*REQUIREMENTS:*
Write out the material exactly, leaving every picture behind.

(Dataset entries on figures)
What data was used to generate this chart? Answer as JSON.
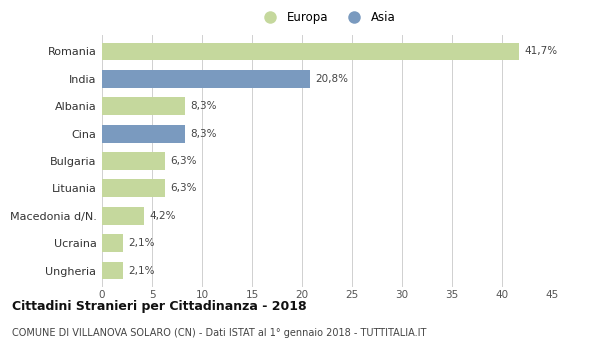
{
  "categories": [
    "Romania",
    "India",
    "Albania",
    "Cina",
    "Bulgaria",
    "Lituania",
    "Macedonia d/N.",
    "Ucraina",
    "Ungheria"
  ],
  "values": [
    41.7,
    20.8,
    8.3,
    8.3,
    6.3,
    6.3,
    4.2,
    2.1,
    2.1
  ],
  "labels": [
    "41,7%",
    "20,8%",
    "8,3%",
    "8,3%",
    "6,3%",
    "6,3%",
    "4,2%",
    "2,1%",
    "2,1%"
  ],
  "continents": [
    "Europa",
    "Asia",
    "Europa",
    "Asia",
    "Europa",
    "Europa",
    "Europa",
    "Europa",
    "Europa"
  ],
  "color_europa": "#c5d89d",
  "color_asia": "#7a9abf",
  "bg_color": "#ffffff",
  "grid_color": "#d0d0d0",
  "title": "Cittadini Stranieri per Cittadinanza - 2018",
  "subtitle": "COMUNE DI VILLANOVA SOLARO (CN) - Dati ISTAT al 1° gennaio 2018 - TUTTITALIA.IT",
  "legend_europa": "Europa",
  "legend_asia": "Asia",
  "xlim": [
    0,
    45
  ],
  "xticks": [
    0,
    5,
    10,
    15,
    20,
    25,
    30,
    35,
    40,
    45
  ]
}
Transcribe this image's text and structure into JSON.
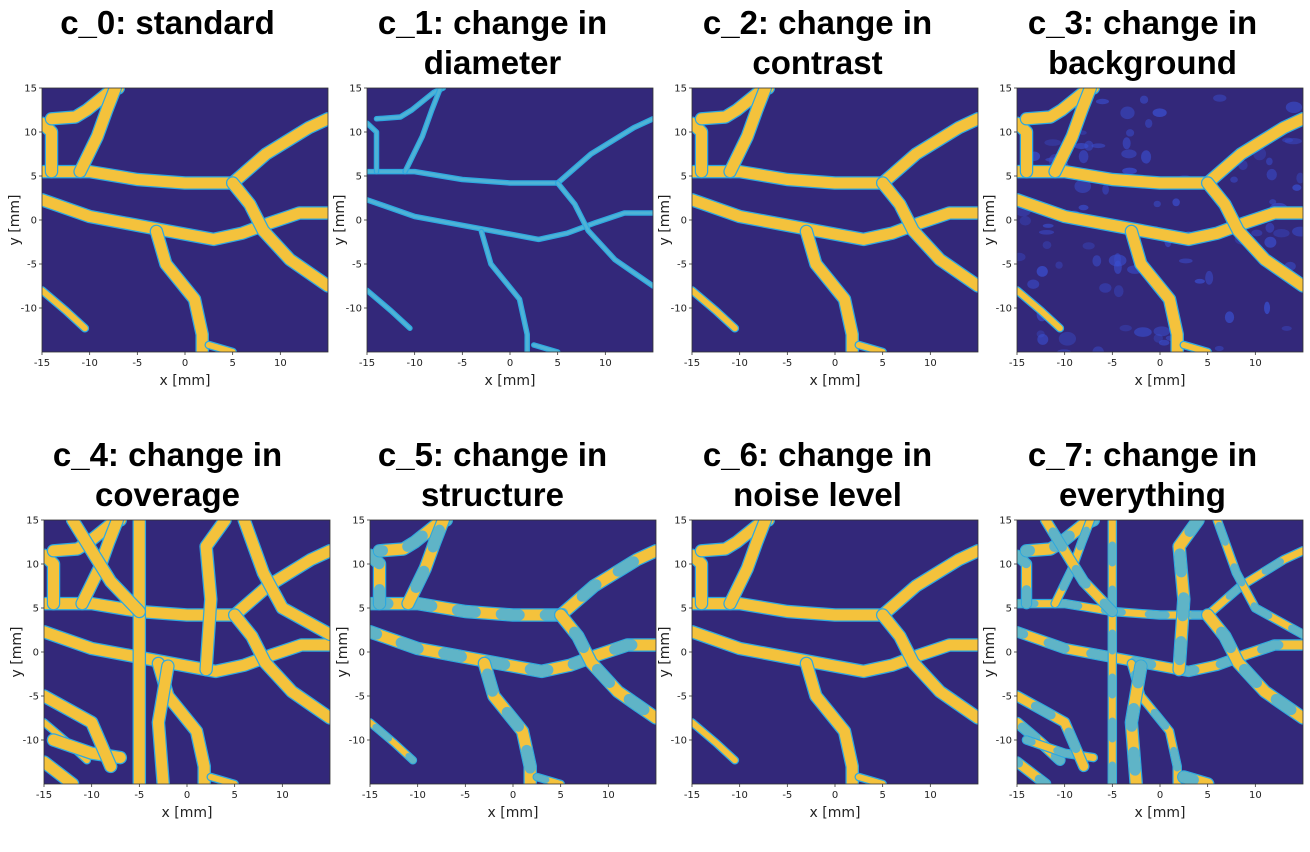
{
  "colors": {
    "background": "#33287a",
    "vessel": "#f4c23c",
    "vessel_edge": "#2ea8e0",
    "mid": "#4fb3d6"
  },
  "chart_data": [
    {
      "type": "heatmap",
      "title": "c_0: standard",
      "title_lines": [
        "c_0: standard"
      ],
      "xlabel": "x [mm]",
      "ylabel": "y [mm]",
      "xlim": [
        -15,
        15
      ],
      "ylim": [
        -15,
        15
      ],
      "xticks": [
        -15,
        -10,
        -5,
        0,
        5,
        10
      ],
      "yticks": [
        15,
        10,
        5,
        0,
        -5,
        -10
      ],
      "colormap": "viridis",
      "vessel_diameter": "standard",
      "texture": "solid",
      "background_texture": "flat"
    },
    {
      "type": "heatmap",
      "title": "c_1: change in diameter",
      "title_lines": [
        "c_1: change in",
        "diameter"
      ],
      "xlabel": "x [mm]",
      "ylabel": "y [mm]",
      "xlim": [
        -15,
        15
      ],
      "ylim": [
        -15,
        15
      ],
      "xticks": [
        -15,
        -10,
        -5,
        0,
        5,
        10
      ],
      "yticks": [
        15,
        10,
        5,
        0,
        -5,
        -10
      ],
      "colormap": "viridis",
      "vessel_diameter": "thin",
      "texture": "solid",
      "background_texture": "flat"
    },
    {
      "type": "heatmap",
      "title": "c_2: change in contrast",
      "title_lines": [
        "c_2: change in",
        "contrast"
      ],
      "xlabel": "x [mm]",
      "ylabel": "y [mm]",
      "xlim": [
        -15,
        15
      ],
      "ylim": [
        -15,
        15
      ],
      "xticks": [
        -15,
        -10,
        -5,
        0,
        5,
        10
      ],
      "yticks": [
        15,
        10,
        5,
        0,
        -5,
        -10
      ],
      "colormap": "viridis",
      "vessel_diameter": "standard",
      "texture": "solid",
      "background_texture": "flat"
    },
    {
      "type": "heatmap",
      "title": "c_3: change in background",
      "title_lines": [
        "c_3: change in",
        "background"
      ],
      "xlabel": "x [mm]",
      "ylabel": "y [mm]",
      "xlim": [
        -15,
        15
      ],
      "ylim": [
        -15,
        15
      ],
      "xticks": [
        -15,
        -10,
        -5,
        0,
        5,
        10
      ],
      "yticks": [
        15,
        10,
        5,
        0,
        -5,
        -10
      ],
      "colormap": "viridis",
      "vessel_diameter": "standard",
      "texture": "solid",
      "background_texture": "mottled"
    },
    {
      "type": "heatmap",
      "title": "c_4: change in coverage",
      "title_lines": [
        "c_4: change in",
        "coverage"
      ],
      "xlabel": "x [mm]",
      "ylabel": "y [mm]",
      "xlim": [
        -15,
        15
      ],
      "ylim": [
        -15,
        15
      ],
      "xticks": [
        -15,
        -10,
        -5,
        0,
        5,
        10
      ],
      "yticks": [
        15,
        10,
        5,
        0,
        -5,
        -10
      ],
      "colormap": "viridis",
      "vessel_diameter": "standard",
      "texture": "solid",
      "background_texture": "flat",
      "extra_vessels": true
    },
    {
      "type": "heatmap",
      "title": "c_5: change in structure",
      "title_lines": [
        "c_5: change in",
        "structure"
      ],
      "xlabel": "x [mm]",
      "ylabel": "y [mm]",
      "xlim": [
        -15,
        15
      ],
      "ylim": [
        -15,
        15
      ],
      "xticks": [
        -15,
        -10,
        -5,
        0,
        5,
        10
      ],
      "yticks": [
        15,
        10,
        5,
        0,
        -5,
        -10
      ],
      "colormap": "viridis",
      "vessel_diameter": "standard",
      "texture": "patchy",
      "background_texture": "flat"
    },
    {
      "type": "heatmap",
      "title": "c_6: change in noise level",
      "title_lines": [
        "c_6: change in",
        "noise level"
      ],
      "xlabel": "x [mm]",
      "ylabel": "y [mm]",
      "xlim": [
        -15,
        15
      ],
      "ylim": [
        -15,
        15
      ],
      "xticks": [
        -15,
        -10,
        -5,
        0,
        5,
        10
      ],
      "yticks": [
        15,
        10,
        5,
        0,
        -5,
        -10
      ],
      "colormap": "viridis",
      "vessel_diameter": "standard",
      "texture": "solid",
      "background_texture": "flat"
    },
    {
      "type": "heatmap",
      "title": "c_7: change in everything",
      "title_lines": [
        "c_7: change in",
        "everything"
      ],
      "xlabel": "x [mm]",
      "ylabel": "y [mm]",
      "xlim": [
        -15,
        15
      ],
      "ylim": [
        -15,
        15
      ],
      "xticks": [
        -15,
        -10,
        -5,
        0,
        5,
        10
      ],
      "yticks": [
        15,
        10,
        5,
        0,
        -5,
        -10
      ],
      "colormap": "viridis",
      "vessel_diameter": "varied",
      "texture": "patchy",
      "background_texture": "flat",
      "extra_vessels": true
    }
  ]
}
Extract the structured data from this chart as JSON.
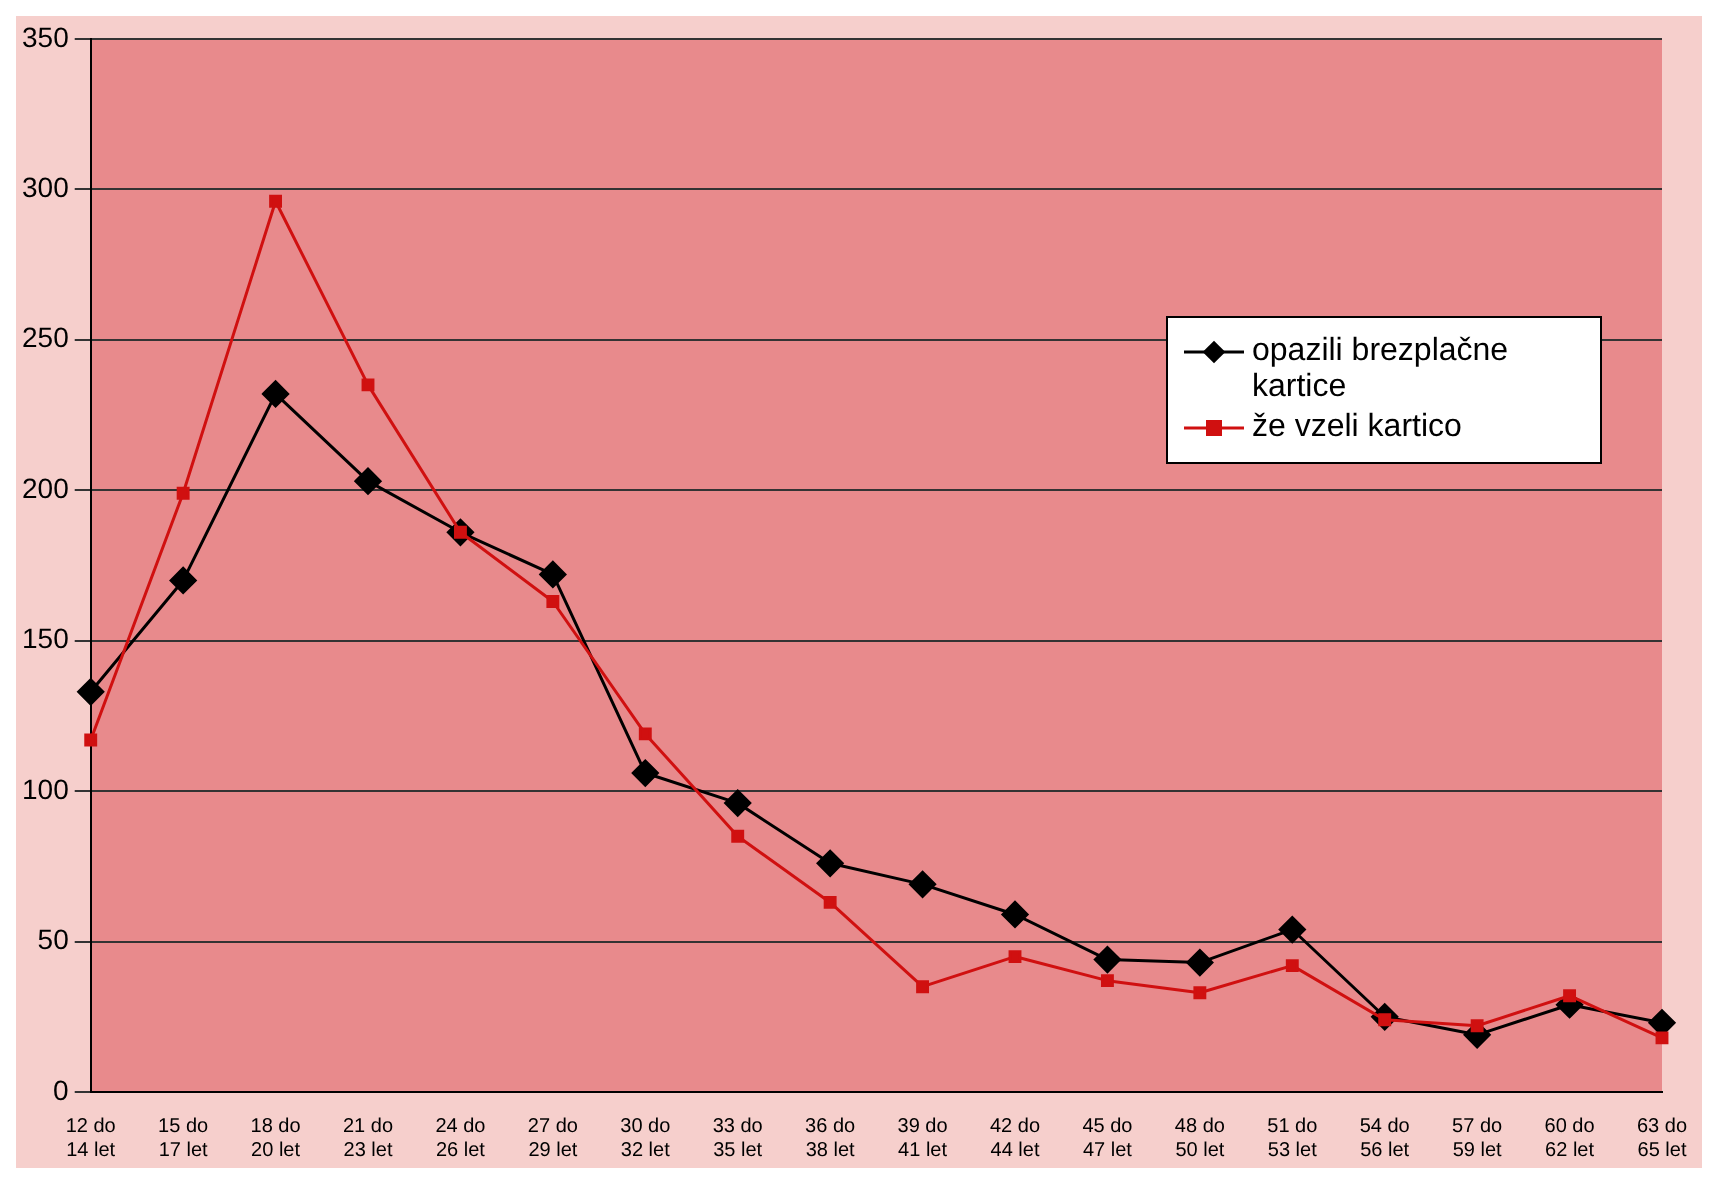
{
  "chart_data": {
    "type": "line",
    "categories": [
      "12 do 14 let",
      "15 do 17 let",
      "18 do 20 let",
      "21 do 23 let",
      "24 do 26 let",
      "27 do 29 let",
      "30 do 32 let",
      "33 do 35 let",
      "36 do 38 let",
      "39 do 41 let",
      "42 do 44 let",
      "45 do 47 let",
      "48 do 50 let",
      "51 do 53 let",
      "54 do 56 let",
      "57 do 59 let",
      "60 do 62 let",
      "63 do 65 let"
    ],
    "series": [
      {
        "name": "opazili brezplačne kartice",
        "color": "#000000",
        "marker": "diamond",
        "values": [
          133,
          170,
          232,
          203,
          186,
          172,
          106,
          96,
          76,
          69,
          59,
          44,
          43,
          54,
          25,
          19,
          29,
          23
        ]
      },
      {
        "name": "že vzeli kartico",
        "color": "#d01010",
        "marker": "square",
        "values": [
          117,
          199,
          296,
          235,
          186,
          163,
          119,
          85,
          63,
          35,
          45,
          37,
          33,
          42,
          24,
          22,
          32,
          18
        ]
      }
    ],
    "ylim": [
      0,
      350
    ],
    "yticks": [
      0,
      50,
      100,
      150,
      200,
      250,
      300,
      350
    ],
    "grid": "y",
    "legend": "top right",
    "line_style": "solid"
  }
}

*ANSWER IN FULL:*
What data was used to generate this chart? Answer as JSON.
{
  "categories": [
    "Romania",
    "India",
    "Albania",
    "Cina",
    "Bulgaria",
    "Lituania",
    "Macedonia d/N.",
    "Ucraina",
    "Ungheria"
  ],
  "values": [
    41.7,
    20.8,
    8.3,
    8.3,
    6.3,
    6.3,
    4.2,
    2.1,
    2.1
  ],
  "labels": [
    "41,7%",
    "20,8%",
    "8,3%",
    "8,3%",
    "6,3%",
    "6,3%",
    "4,2%",
    "2,1%",
    "2,1%"
  ],
  "continents": [
    "Europa",
    "Asia",
    "Europa",
    "Asia",
    "Europa",
    "Europa",
    "Europa",
    "Europa",
    "Europa"
  ],
  "color_europa": "#c5d89d",
  "color_asia": "#7a9abf",
  "bg_color": "#ffffff",
  "grid_color": "#d0d0d0",
  "title": "Cittadini Stranieri per Cittadinanza - 2018",
  "subtitle": "COMUNE DI VILLANOVA SOLARO (CN) - Dati ISTAT al 1° gennaio 2018 - TUTTITALIA.IT",
  "legend_europa": "Europa",
  "legend_asia": "Asia",
  "xlim": [
    0,
    45
  ],
  "xticks": [
    0,
    5,
    10,
    15,
    20,
    25,
    30,
    35,
    40,
    45
  ]
}
Transcribe this image's text and structure into JSON.
{
  "colors": {
    "background": "#33287a",
    "vessel": "#f4c23c",
    "vessel_edge": "#2ea8e0",
    "mid": "#4fb3d6"
  },
  "chart_data": [
    {
      "type": "heatmap",
      "title": "c_0: standard",
      "title_lines": [
        "c_0: standard"
      ],
      "xlabel": "x [mm]",
      "ylabel": "y [mm]",
      "xlim": [
        -15,
        15
      ],
      "ylim": [
        -15,
        15
      ],
      "xticks": [
        -15,
        -10,
        -5,
        0,
        5,
        10
      ],
      "yticks": [
        15,
        10,
        5,
        0,
        -5,
        -10
      ],
      "colormap": "viridis",
      "vessel_diameter": "standard",
      "texture": "solid",
      "background_texture": "flat"
    },
    {
      "type": "heatmap",
      "title": "c_1: change in diameter",
      "title_lines": [
        "c_1: change in",
        "diameter"
      ],
      "xlabel": "x [mm]",
      "ylabel": "y [mm]",
      "xlim": [
        -15,
        15
      ],
      "ylim": [
        -15,
        15
      ],
      "xticks": [
        -15,
        -10,
        -5,
        0,
        5,
        10
      ],
      "yticks": [
        15,
        10,
        5,
        0,
        -5,
        -10
      ],
      "colormap": "viridis",
      "vessel_diameter": "thin",
      "texture": "solid",
      "background_texture": "flat"
    },
    {
      "type": "heatmap",
      "title": "c_2: change in contrast",
      "title_lines": [
        "c_2: change in",
        "contrast"
      ],
      "xlabel": "x [mm]",
      "ylabel": "y [mm]",
      "xlim": [
        -15,
        15
      ],
      "ylim": [
        -15,
        15
      ],
      "xticks": [
        -15,
        -10,
        -5,
        0,
        5,
        10
      ],
      "yticks": [
        15,
        10,
        5,
        0,
        -5,
        -10
      ],
      "colormap": "viridis",
      "vessel_diameter": "standard",
      "texture": "solid",
      "background_texture": "flat"
    },
    {
      "type": "heatmap",
      "title": "c_3: change in background",
      "title_lines": [
        "c_3: change in",
        "background"
      ],
      "xlabel": "x [mm]",
      "ylabel": "y [mm]",
      "xlim": [
        -15,
        15
      ],
      "ylim": [
        -15,
        15
      ],
      "xticks": [
        -15,
        -10,
        -5,
        0,
        5,
        10
      ],
      "yticks": [
        15,
        10,
        5,
        0,
        -5,
        -10
      ],
      "colormap": "viridis",
      "vessel_diameter": "standard",
      "texture": "solid",
      "background_texture": "mottled"
    },
    {
      "type": "heatmap",
      "title": "c_4: change in coverage",
      "title_lines": [
        "c_4: change in",
        "coverage"
      ],
      "xlabel": "x [mm]",
      "ylabel": "y [mm]",
      "xlim": [
        -15,
        15
      ],
      "ylim": [
        -15,
        15
      ],
      "xticks": [
        -15,
        -10,
        -5,
        0,
        5,
        10
      ],
      "yticks": [
        15,
        10,
        5,
        0,
        -5,
        -10
      ],
      "colormap": "viridis",
      "vessel_diameter": "standard",
      "texture": "solid",
      "background_texture": "flat",
      "extra_vessels": true
    },
    {
      "type": "heatmap",
      "title": "c_5: change in structure",
      "title_lines": [
        "c_5: change in",
        "structure"
      ],
      "xlabel": "x [mm]",
      "ylabel": "y [mm]",
      "xlim": [
        -15,
        15
      ],
      "ylim": [
        -15,
        15
      ],
      "xticks": [
        -15,
        -10,
        -5,
        0,
        5,
        10
      ],
      "yticks": [
        15,
        10,
        5,
        0,
        -5,
        -10
      ],
      "colormap": "viridis",
      "vessel_diameter": "standard",
      "texture": "patchy",
      "background_texture": "flat"
    },
    {
      "type": "heatmap",
      "title": "c_6: change in noise level",
      "title_lines": [
        "c_6: change in",
        "noise level"
      ],
      "xlabel": "x [mm]",
      "ylabel": "y [mm]",
      "xlim": [
        -15,
        15
      ],
      "ylim": [
        -15,
        15
      ],
      "xticks": [
        -15,
        -10,
        -5,
        0,
        5,
        10
      ],
      "yticks": [
        15,
        10,
        5,
        0,
        -5,
        -10
      ],
      "colormap": "viridis",
      "vessel_diameter": "standard",
      "texture": "solid",
      "background_texture": "flat"
    },
    {
      "type": "heatmap",
      "title": "c_7: change in everything",
      "title_lines": [
        "c_7: change in",
        "everything"
      ],
      "xlabel": "x [mm]",
      "ylabel": "y [mm]",
      "xlim": [
        -15,
        15
      ],
      "ylim": [
        -15,
        15
      ],
      "xticks": [
        -15,
        -10,
        -5,
        0,
        5,
        10
      ],
      "yticks": [
        15,
        10,
        5,
        0,
        -5,
        -10
      ],
      "colormap": "viridis",
      "vessel_diameter": "varied",
      "texture": "patchy",
      "background_texture": "flat",
      "extra_vessels": true
    }
  ]
}
Extract the structured data from this chart as JSON.
{
  "chart_data": {
    "type": "line",
    "categories": [
      "12 do 14 let",
      "15 do 17 let",
      "18 do 20 let",
      "21 do 23 let",
      "24 do 26 let",
      "27 do 29 let",
      "30 do 32 let",
      "33 do 35 let",
      "36 do 38 let",
      "39 do 41 let",
      "42 do 44 let",
      "45 do 47 let",
      "48 do 50 let",
      "51 do 53 let",
      "54 do 56 let",
      "57 do 59 let",
      "60 do 62 let",
      "63 do 65 let"
    ],
    "series": [
      {
        "name": "opazili brezplačne kartice",
        "color": "#000000",
        "marker": "diamond",
        "values": [
          133,
          170,
          232,
          203,
          186,
          172,
          106,
          96,
          76,
          69,
          59,
          44,
          43,
          54,
          25,
          19,
          29,
          23
        ]
      },
      {
        "name": "že vzeli kartico",
        "color": "#d01010",
        "marker": "square",
        "values": [
          117,
          199,
          296,
          235,
          186,
          163,
          119,
          85,
          63,
          35,
          45,
          37,
          33,
          42,
          24,
          22,
          32,
          18
        ]
      }
    ],
    "ylim": [
      0,
      350
    ],
    "yticks": [
      0,
      50,
      100,
      150,
      200,
      250,
      300,
      350
    ],
    "grid": "y",
    "legend": "top right",
    "line_style": "solid"
  }
}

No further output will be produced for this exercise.